* Start Input material *

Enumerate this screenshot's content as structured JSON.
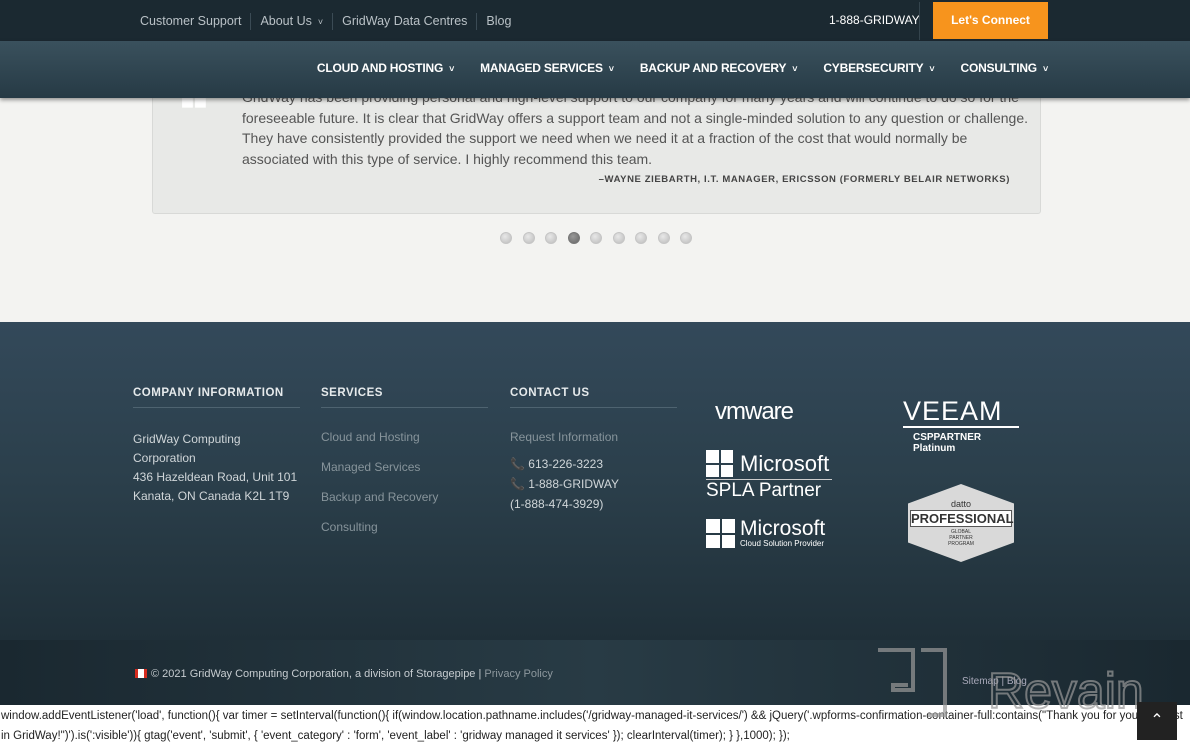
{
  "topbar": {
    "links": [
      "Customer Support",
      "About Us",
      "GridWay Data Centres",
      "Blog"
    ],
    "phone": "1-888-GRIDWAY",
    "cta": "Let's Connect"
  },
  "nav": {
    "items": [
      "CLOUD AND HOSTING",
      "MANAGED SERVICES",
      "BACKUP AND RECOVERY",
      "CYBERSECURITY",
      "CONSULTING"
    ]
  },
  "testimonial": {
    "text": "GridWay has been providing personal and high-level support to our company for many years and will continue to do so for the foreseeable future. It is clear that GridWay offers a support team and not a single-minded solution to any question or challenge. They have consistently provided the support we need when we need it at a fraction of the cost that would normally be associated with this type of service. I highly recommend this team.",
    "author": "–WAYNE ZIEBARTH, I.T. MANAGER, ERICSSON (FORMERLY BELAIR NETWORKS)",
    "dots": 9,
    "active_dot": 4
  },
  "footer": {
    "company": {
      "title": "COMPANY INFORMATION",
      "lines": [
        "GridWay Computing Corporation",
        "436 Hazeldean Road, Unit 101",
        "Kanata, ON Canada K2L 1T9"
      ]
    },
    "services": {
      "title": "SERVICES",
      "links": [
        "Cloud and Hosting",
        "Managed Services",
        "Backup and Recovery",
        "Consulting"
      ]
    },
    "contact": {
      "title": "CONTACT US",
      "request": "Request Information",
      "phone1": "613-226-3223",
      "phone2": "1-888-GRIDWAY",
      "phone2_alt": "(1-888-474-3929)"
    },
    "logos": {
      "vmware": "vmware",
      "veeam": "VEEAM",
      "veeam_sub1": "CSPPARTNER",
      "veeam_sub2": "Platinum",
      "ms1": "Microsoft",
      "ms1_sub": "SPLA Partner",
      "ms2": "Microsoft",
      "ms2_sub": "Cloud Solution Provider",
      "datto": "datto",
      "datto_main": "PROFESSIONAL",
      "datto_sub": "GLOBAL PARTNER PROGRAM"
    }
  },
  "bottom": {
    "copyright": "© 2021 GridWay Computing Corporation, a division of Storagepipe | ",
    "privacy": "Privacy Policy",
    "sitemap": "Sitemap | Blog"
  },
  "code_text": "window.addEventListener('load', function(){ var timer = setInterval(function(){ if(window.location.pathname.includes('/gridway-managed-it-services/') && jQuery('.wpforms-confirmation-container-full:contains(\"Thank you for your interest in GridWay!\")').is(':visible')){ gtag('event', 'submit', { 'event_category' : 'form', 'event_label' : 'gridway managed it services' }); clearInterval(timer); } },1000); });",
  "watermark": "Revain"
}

* End Input material *

Make an exact copy of all entries above, dropping the images.

- _Task output_
Enumerate this screenshot's content as structured JSON.
{
  "topbar": {
    "links": [
      "Customer Support",
      "About Us",
      "GridWay Data Centres",
      "Blog"
    ],
    "phone": "1-888-GRIDWAY",
    "cta": "Let's Connect"
  },
  "nav": {
    "items": [
      "CLOUD AND HOSTING",
      "MANAGED SERVICES",
      "BACKUP AND RECOVERY",
      "CYBERSECURITY",
      "CONSULTING"
    ]
  },
  "testimonial": {
    "text": "GridWay has been providing personal and high-level support to our company for many years and will continue to do so for the foreseeable future. It is clear that GridWay offers a support team and not a single-minded solution to any question or challenge. They have consistently provided the support we need when we need it at a fraction of the cost that would normally be associated with this type of service. I highly recommend this team.",
    "author": "–WAYNE ZIEBARTH, I.T. MANAGER, ERICSSON (FORMERLY BELAIR NETWORKS)",
    "dots": 9,
    "active_dot": 4
  },
  "footer": {
    "company": {
      "title": "COMPANY INFORMATION",
      "lines": [
        "GridWay Computing Corporation",
        "436 Hazeldean Road, Unit 101",
        "Kanata, ON Canada K2L 1T9"
      ]
    },
    "services": {
      "title": "SERVICES",
      "links": [
        "Cloud and Hosting",
        "Managed Services",
        "Backup and Recovery",
        "Consulting"
      ]
    },
    "contact": {
      "title": "CONTACT US",
      "request": "Request Information",
      "phone1": "613-226-3223",
      "phone2": "1-888-GRIDWAY",
      "phone2_alt": "(1-888-474-3929)"
    },
    "logos": {
      "vmware": "vmware",
      "veeam": "VEEAM",
      "veeam_sub1": "CSPPARTNER",
      "veeam_sub2": "Platinum",
      "ms1": "Microsoft",
      "ms1_sub": "SPLA Partner",
      "ms2": "Microsoft",
      "ms2_sub": "Cloud Solution Provider",
      "datto": "datto",
      "datto_main": "PROFESSIONAL",
      "datto_sub": "GLOBAL PARTNER PROGRAM"
    }
  },
  "bottom": {
    "copyright": "© 2021 GridWay Computing Corporation, a division of Storagepipe | ",
    "privacy": "Privacy Policy",
    "sitemap": "Sitemap | Blog"
  },
  "code_text": "window.addEventListener('load', function(){ var timer = setInterval(function(){ if(window.location.pathname.includes('/gridway-managed-it-services/') && jQuery('.wpforms-confirmation-container-full:contains(\"Thank you for your interest in GridWay!\")').is(':visible')){ gtag('event', 'submit', { 'event_category' : 'form', 'event_label' : 'gridway managed it services' }); clearInterval(timer); } },1000); });",
  "watermark": "Revain"
}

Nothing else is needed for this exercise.